### Material for this exercise ###

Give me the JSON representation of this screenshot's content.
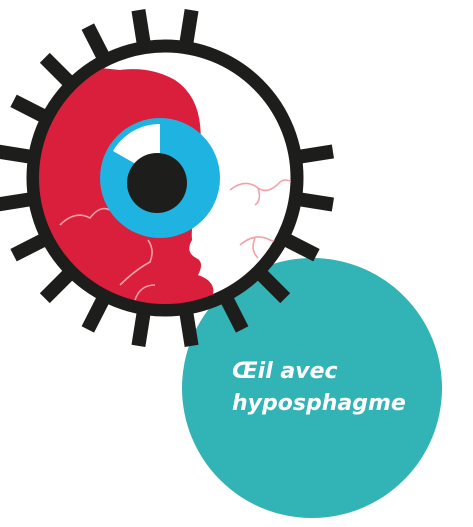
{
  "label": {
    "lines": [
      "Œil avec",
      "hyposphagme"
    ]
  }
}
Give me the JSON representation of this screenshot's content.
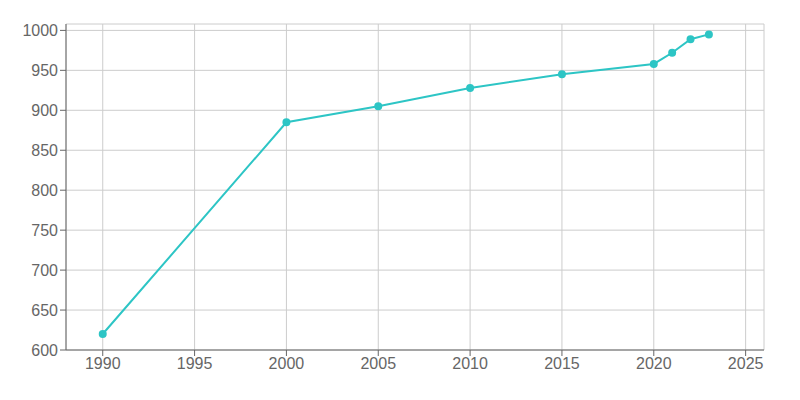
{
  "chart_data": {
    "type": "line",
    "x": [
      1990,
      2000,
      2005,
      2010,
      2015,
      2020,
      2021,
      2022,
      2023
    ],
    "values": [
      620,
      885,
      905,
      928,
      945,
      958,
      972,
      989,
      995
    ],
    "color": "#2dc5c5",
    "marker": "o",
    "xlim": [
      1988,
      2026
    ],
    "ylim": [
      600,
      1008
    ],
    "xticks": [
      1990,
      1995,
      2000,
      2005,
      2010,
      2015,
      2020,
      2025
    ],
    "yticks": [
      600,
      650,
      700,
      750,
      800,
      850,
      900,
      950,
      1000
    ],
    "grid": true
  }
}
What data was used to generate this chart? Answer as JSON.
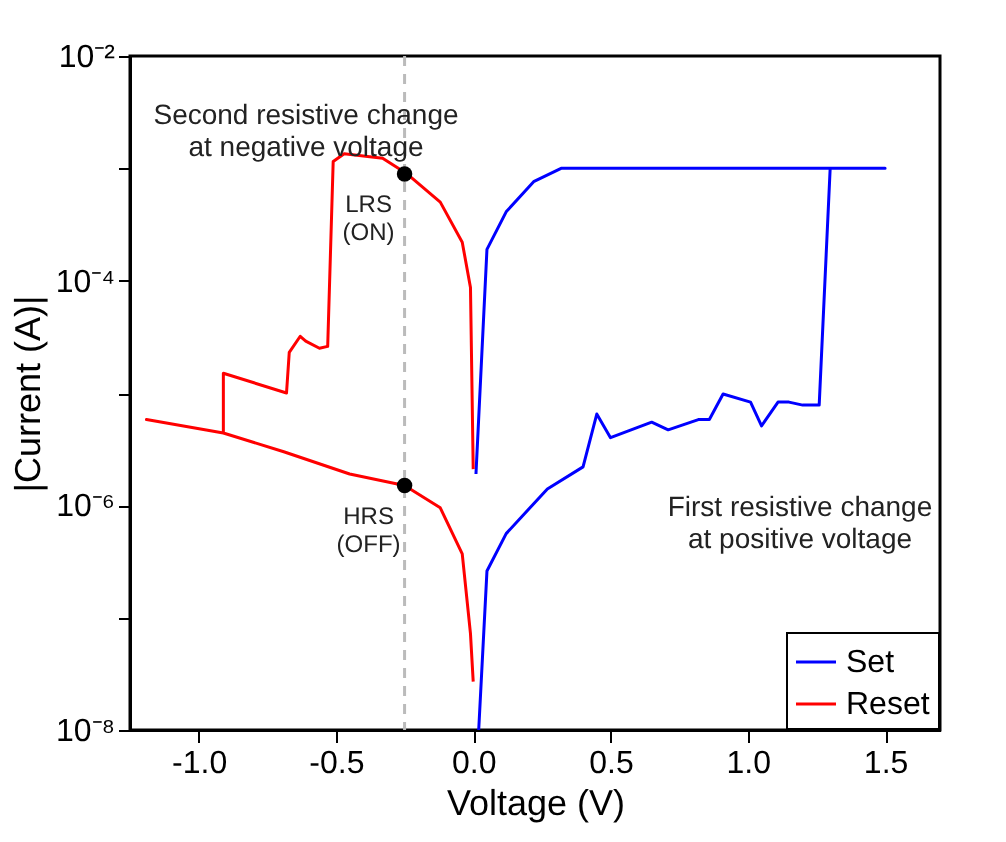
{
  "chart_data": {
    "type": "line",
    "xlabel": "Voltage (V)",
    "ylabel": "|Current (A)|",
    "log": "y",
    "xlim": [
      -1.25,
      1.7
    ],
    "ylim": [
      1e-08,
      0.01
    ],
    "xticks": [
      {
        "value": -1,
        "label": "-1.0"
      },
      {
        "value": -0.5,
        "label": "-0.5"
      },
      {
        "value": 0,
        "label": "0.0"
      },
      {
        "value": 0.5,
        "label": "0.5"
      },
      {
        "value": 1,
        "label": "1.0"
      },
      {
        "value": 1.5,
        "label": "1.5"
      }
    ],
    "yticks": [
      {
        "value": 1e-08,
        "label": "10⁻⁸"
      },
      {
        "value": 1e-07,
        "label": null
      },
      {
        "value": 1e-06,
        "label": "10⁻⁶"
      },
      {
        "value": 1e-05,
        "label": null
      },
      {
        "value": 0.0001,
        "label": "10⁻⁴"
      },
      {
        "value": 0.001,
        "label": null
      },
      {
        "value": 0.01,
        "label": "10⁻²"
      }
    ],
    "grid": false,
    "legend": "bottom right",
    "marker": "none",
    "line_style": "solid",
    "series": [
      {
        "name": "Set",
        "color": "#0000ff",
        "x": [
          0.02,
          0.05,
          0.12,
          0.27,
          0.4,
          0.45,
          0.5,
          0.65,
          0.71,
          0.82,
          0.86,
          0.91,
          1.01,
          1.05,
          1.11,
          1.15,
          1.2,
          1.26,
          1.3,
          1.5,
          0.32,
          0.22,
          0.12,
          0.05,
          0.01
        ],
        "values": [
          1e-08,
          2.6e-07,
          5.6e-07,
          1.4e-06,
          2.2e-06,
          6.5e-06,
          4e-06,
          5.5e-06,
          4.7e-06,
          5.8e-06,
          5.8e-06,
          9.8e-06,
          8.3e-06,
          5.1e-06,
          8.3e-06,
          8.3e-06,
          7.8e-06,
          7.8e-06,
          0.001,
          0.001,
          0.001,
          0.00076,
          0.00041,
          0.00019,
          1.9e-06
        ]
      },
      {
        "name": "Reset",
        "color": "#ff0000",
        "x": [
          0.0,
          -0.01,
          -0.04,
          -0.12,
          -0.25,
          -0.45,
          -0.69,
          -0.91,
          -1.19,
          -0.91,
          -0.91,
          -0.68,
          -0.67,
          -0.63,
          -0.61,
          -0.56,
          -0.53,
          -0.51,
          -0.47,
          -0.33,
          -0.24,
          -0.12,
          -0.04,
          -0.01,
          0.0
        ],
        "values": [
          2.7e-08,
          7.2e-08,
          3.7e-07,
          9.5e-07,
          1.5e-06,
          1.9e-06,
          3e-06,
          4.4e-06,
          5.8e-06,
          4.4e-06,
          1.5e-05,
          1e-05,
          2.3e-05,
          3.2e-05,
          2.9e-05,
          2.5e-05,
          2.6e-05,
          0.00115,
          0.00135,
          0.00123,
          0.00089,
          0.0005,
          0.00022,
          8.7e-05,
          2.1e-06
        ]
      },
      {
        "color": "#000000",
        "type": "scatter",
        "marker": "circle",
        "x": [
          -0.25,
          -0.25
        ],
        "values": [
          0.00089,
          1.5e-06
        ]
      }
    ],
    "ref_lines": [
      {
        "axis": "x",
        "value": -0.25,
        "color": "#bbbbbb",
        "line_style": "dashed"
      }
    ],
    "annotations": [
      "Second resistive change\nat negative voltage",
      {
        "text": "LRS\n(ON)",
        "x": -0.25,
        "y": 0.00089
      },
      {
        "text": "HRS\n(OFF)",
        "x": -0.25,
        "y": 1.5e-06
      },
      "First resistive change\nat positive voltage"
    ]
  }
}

###

Collect each line holding the string "change".

Finished answer:
      "Second resistive change\nat negative voltage",
      "First resistive change\nat positive voltage"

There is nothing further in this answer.